_WORK TO DO:_
Restate the data word for word and leave the images out.

--- begin PROVIDED DATA ---

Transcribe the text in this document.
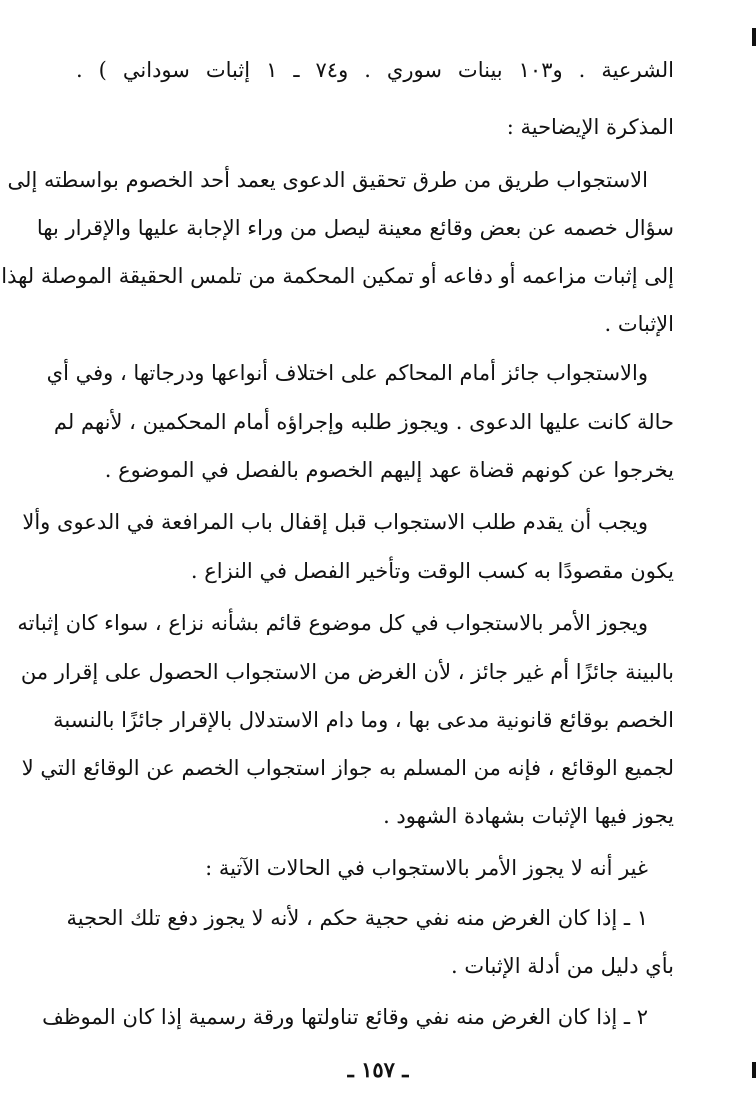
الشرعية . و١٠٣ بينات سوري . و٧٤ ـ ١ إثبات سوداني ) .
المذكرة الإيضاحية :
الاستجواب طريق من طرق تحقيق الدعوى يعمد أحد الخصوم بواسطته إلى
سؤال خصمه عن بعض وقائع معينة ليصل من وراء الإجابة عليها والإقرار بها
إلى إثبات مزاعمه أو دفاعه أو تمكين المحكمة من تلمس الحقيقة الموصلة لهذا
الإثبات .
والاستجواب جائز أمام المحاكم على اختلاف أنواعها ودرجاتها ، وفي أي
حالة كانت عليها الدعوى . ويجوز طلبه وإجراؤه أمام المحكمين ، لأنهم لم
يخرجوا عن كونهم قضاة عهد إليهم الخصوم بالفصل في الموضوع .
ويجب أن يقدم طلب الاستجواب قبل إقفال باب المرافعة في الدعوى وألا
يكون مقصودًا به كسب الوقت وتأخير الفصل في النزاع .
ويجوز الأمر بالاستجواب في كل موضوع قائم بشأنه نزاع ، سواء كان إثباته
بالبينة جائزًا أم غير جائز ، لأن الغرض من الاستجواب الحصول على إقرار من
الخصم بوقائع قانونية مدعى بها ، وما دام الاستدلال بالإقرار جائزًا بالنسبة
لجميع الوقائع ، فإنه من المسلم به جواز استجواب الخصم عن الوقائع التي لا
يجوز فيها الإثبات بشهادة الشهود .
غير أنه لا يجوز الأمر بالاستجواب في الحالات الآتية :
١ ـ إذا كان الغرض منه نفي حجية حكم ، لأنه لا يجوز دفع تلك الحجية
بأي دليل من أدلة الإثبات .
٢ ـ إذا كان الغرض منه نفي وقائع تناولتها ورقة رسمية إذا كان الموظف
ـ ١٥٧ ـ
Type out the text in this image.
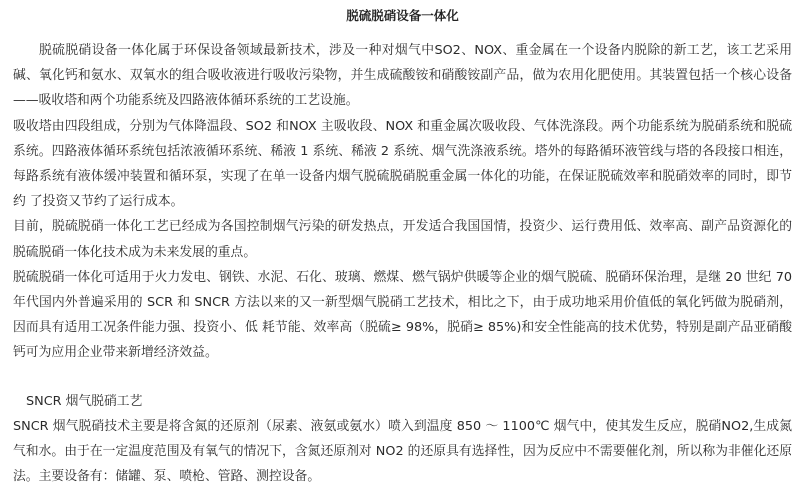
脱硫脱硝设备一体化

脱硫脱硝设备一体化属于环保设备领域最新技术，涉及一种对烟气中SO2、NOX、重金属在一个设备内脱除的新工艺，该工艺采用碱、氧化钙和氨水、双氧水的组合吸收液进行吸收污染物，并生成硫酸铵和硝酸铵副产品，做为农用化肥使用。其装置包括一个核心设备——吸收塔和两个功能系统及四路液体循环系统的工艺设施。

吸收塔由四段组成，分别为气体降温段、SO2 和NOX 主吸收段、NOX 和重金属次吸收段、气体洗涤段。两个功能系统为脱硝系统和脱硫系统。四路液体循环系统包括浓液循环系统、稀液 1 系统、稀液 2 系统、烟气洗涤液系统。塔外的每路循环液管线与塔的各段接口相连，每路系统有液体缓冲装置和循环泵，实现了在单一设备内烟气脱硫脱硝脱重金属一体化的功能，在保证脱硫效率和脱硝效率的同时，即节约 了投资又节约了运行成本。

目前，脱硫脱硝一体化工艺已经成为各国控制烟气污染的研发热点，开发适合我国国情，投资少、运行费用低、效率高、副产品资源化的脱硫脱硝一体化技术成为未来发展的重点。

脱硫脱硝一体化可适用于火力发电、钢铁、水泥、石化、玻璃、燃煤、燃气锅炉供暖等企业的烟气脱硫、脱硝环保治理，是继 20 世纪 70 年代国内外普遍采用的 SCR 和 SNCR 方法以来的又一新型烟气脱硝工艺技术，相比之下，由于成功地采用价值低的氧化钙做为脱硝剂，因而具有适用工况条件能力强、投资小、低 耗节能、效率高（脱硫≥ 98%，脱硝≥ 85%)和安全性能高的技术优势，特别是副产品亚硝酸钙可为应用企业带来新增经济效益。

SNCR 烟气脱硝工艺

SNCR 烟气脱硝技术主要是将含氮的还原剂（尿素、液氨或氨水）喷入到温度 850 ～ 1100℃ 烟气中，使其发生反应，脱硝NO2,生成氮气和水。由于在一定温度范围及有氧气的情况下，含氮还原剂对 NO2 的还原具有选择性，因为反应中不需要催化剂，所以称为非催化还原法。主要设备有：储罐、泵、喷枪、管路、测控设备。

--- end PROVIDED DATA ---

_THE COMPLETED TASK:_
Transcribe the text in this document.
الشرعية . و١٠٣ بينات سوري . و٧٤ ـ ١ إثبات سوداني ) .
المذكرة الإيضاحية :
الاستجواب طريق من طرق تحقيق الدعوى يعمد أحد الخصوم بواسطته إلى
سؤال خصمه عن بعض وقائع معينة ليصل من وراء الإجابة عليها والإقرار بها
إلى إثبات مزاعمه أو دفاعه أو تمكين المحكمة من تلمس الحقيقة الموصلة لهذا
الإثبات .
والاستجواب جائز أمام المحاكم على اختلاف أنواعها ودرجاتها ، وفي أي
حالة كانت عليها الدعوى . ويجوز طلبه وإجراؤه أمام المحكمين ، لأنهم لم
يخرجوا عن كونهم قضاة عهد إليهم الخصوم بالفصل في الموضوع .
ويجب أن يقدم طلب الاستجواب قبل إقفال باب المرافعة في الدعوى وألا
يكون مقصودًا به كسب الوقت وتأخير الفصل في النزاع .
ويجوز الأمر بالاستجواب في كل موضوع قائم بشأنه نزاع ، سواء كان إثباته
بالبينة جائزًا أم غير جائز ، لأن الغرض من الاستجواب الحصول على إقرار من
الخصم بوقائع قانونية مدعى بها ، وما دام الاستدلال بالإقرار جائزًا بالنسبة
لجميع الوقائع ، فإنه من المسلم به جواز استجواب الخصم عن الوقائع التي لا
يجوز فيها الإثبات بشهادة الشهود .
غير أنه لا يجوز الأمر بالاستجواب في الحالات الآتية :
١ ـ إذا كان الغرض منه نفي حجية حكم ، لأنه لا يجوز دفع تلك الحجية
بأي دليل من أدلة الإثبات .
٢ ـ إذا كان الغرض منه نفي وقائع تناولتها ورقة رسمية إذا كان الموظف
ـ ١٥٧ ـ
Type out the text in this image.
脱硫脱硝设备一体化

脱硫脱硝设备一体化属于环保设备领域最新技术，涉及一种对烟气中SO2、NOX、重金属在一个设备内脱除的新工艺，该工艺采用碱、氧化钙和氨水、双氧水的组合吸收液进行吸收污染物，并生成硫酸铵和硝酸铵副产品，做为农用化肥使用。其装置包括一个核心设备——吸收塔和两个功能系统及四路液体循环系统的工艺设施。

吸收塔由四段组成，分别为气体降温段、SO2 和NOX 主吸收段、NOX 和重金属次吸收段、气体洗涤段。两个功能系统为脱硝系统和脱硫系统。四路液体循环系统包括浓液循环系统、稀液 1 系统、稀液 2 系统、烟气洗涤液系统。塔外的每路循环液管线与塔的各段接口相连，每路系统有液体缓冲装置和循环泵，实现了在单一设备内烟气脱硫脱硝脱重金属一体化的功能，在保证脱硫效率和脱硝效率的同时，即节约 了投资又节约了运行成本。

目前，脱硫脱硝一体化工艺已经成为各国控制烟气污染的研发热点，开发适合我国国情，投资少、运行费用低、效率高、副产品资源化的脱硫脱硝一体化技术成为未来发展的重点。

脱硫脱硝一体化可适用于火力发电、钢铁、水泥、石化、玻璃、燃煤、燃气锅炉供暖等企业的烟气脱硫、脱硝环保治理，是继 20 世纪 70 年代国内外普遍采用的 SCR 和 SNCR 方法以来的又一新型烟气脱硝工艺技术，相比之下，由于成功地采用价值低的氧化钙做为脱硝剂，因而具有适用工况条件能力强、投资小、低 耗节能、效率高（脱硫≥ 98%，脱硝≥ 85%)和安全性能高的技术优势，特别是副产品亚硝酸钙可为应用企业带来新增经济效益。

SNCR 烟气脱硝工艺

SNCR 烟气脱硝技术主要是将含氮的还原剂（尿素、液氨或氨水）喷入到温度 850 ～ 1100℃ 烟气中，使其发生反应，脱硝NO2,生成氮气和水。由于在一定温度范围及有氧气的情况下，含氮还原剂对 NO2 的还原具有选择性，因为反应中不需要催化剂，所以称为非催化还原法。主要设备有：储罐、泵、喷枪、管路、测控设备。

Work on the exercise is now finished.